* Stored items

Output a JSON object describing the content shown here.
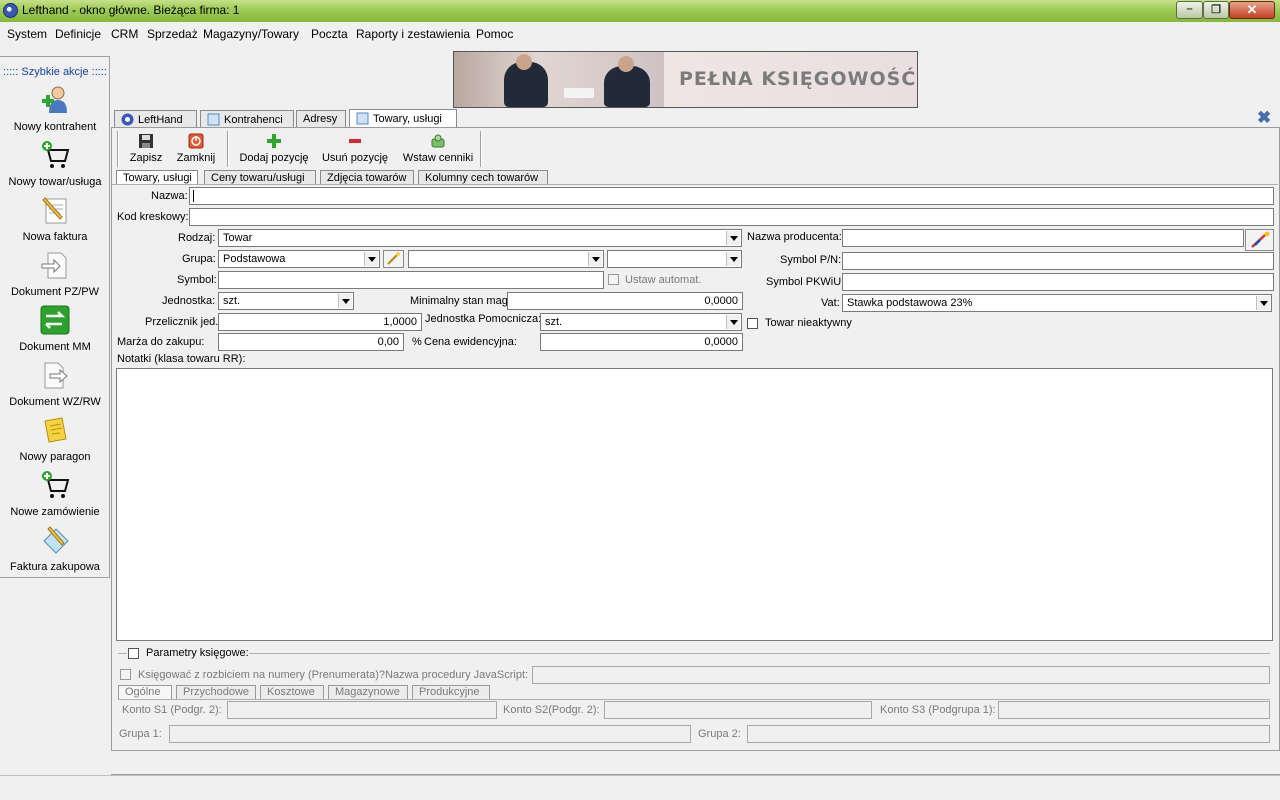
{
  "window": {
    "title": "Lefthand - okno główne. Bieżąca firma: 1"
  },
  "menu": [
    "System",
    "Definicje",
    "CRM",
    "Sprzedaż",
    "Magazyny/Towary",
    "Poczta",
    "Raporty i zestawienia",
    "Pomoc"
  ],
  "sidebar": {
    "header": "::::: Szybkie akcje :::::",
    "items": [
      {
        "label": "Nowy kontrahent",
        "icon": "add-contractor-icon"
      },
      {
        "label": "Nowy towar/usługa",
        "icon": "cart-add-icon"
      },
      {
        "label": "Nowa faktura",
        "icon": "invoice-pencil-icon"
      },
      {
        "label": "Dokument PZ/PW",
        "icon": "document-in-icon"
      },
      {
        "label": "Dokument MM",
        "icon": "transfer-arrows-icon"
      },
      {
        "label": "Dokument WZ/RW",
        "icon": "document-out-icon"
      },
      {
        "label": "Nowy paragon",
        "icon": "receipt-icon"
      },
      {
        "label": "Nowe zamówienie",
        "icon": "cart-order-icon"
      },
      {
        "label": "Faktura zakupowa",
        "icon": "purchase-invoice-icon"
      }
    ]
  },
  "banner": {
    "text": "PEŁNA KSIĘGOWOŚĆ"
  },
  "tabs": [
    "LeftHand",
    "Kontrahenci",
    "Adresy",
    "Towary, usługi"
  ],
  "toolbar": {
    "save": "Zapisz",
    "close": "Zamknij",
    "add_position": "Dodaj pozycję",
    "remove_position": "Usuń pozycję",
    "insert_pricelists": "Wstaw cenniki"
  },
  "subtabs": [
    "Towary, usługi",
    "Ceny towaru/usługi",
    "Zdjęcia towarów",
    "Kolumny cech towarów"
  ],
  "form": {
    "name_label": "Nazwa:",
    "name_value": "",
    "barcode_label": "Kod kreskowy:",
    "barcode_value": "",
    "kind_label": "Rodzaj:",
    "kind_value": "Towar",
    "group_label": "Grupa:",
    "group_value": "Podstawowa",
    "group2_value": "",
    "group3_value": "",
    "symbol_label": "Symbol:",
    "symbol_value": "",
    "auto_set_label": "Ustaw automat.",
    "unit_label": "Jednostka:",
    "unit_value": "szt.",
    "min_stock_label": "Minimalny stan mag.",
    "min_stock_value": "0,0000",
    "converter_label": "Przelicznik jed.",
    "converter_value": "1,0000",
    "aux_unit_label": "Jednostka Pomocnicza:",
    "aux_unit_value": "szt.",
    "margin_label": "Marża do zakupu:",
    "margin_value": "0,00",
    "percent_sign": "%",
    "record_price_label": "Cena ewidencyjna:",
    "record_price_value": "0,0000",
    "producer_label": "Nazwa producenta:",
    "producer_value": "",
    "pn_label": "Symbol P/N:",
    "pn_value": "",
    "pkwiu_label": "Symbol PKWiU:",
    "pkwiu_value": "",
    "vat_label": "Vat:",
    "vat_value": "Stawka podstawowa 23%",
    "inactive_label": "Towar nieaktywny",
    "notes_label": "Notatki (klasa towaru RR):"
  },
  "accounting": {
    "params_label": "Parametry księgowe:",
    "prenumerata_label": "Księgować z rozbiciem na numery (Prenumerata)?",
    "js_procedure_label": "Nazwa procedury JavaScript:",
    "tabs": [
      "Ogólne",
      "Przychodowe",
      "Kosztowe",
      "Magazynowe",
      "Produkcyjne"
    ],
    "s1_label": "Konto S1 (Podgr. 2):",
    "s2_label": "Konto S2(Podgr. 2):",
    "s3_label": "Konto S3 (Podgrupa 1):",
    "group1_label": "Grupa 1:",
    "group2_label": "Grupa 2:"
  },
  "colors": {
    "titlebar": "#9ecb55",
    "accent_blue": "#1a3fa0"
  }
}
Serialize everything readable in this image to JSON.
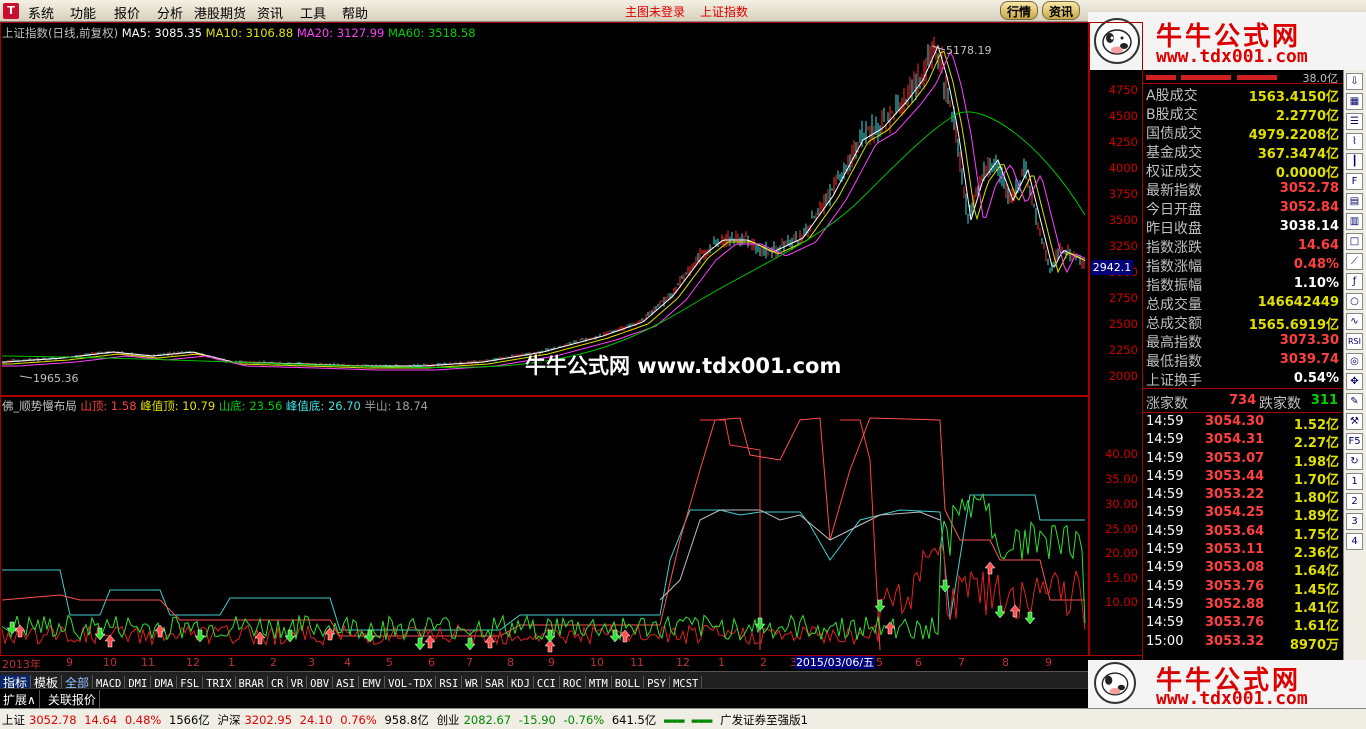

* EXERCISE AIM
Show all lines in the entries above where the word "towaru" appears.

* RESULT
    "Ceny towaru/usługi",
    "notes_label": "Notatki (klasa towaru RR):"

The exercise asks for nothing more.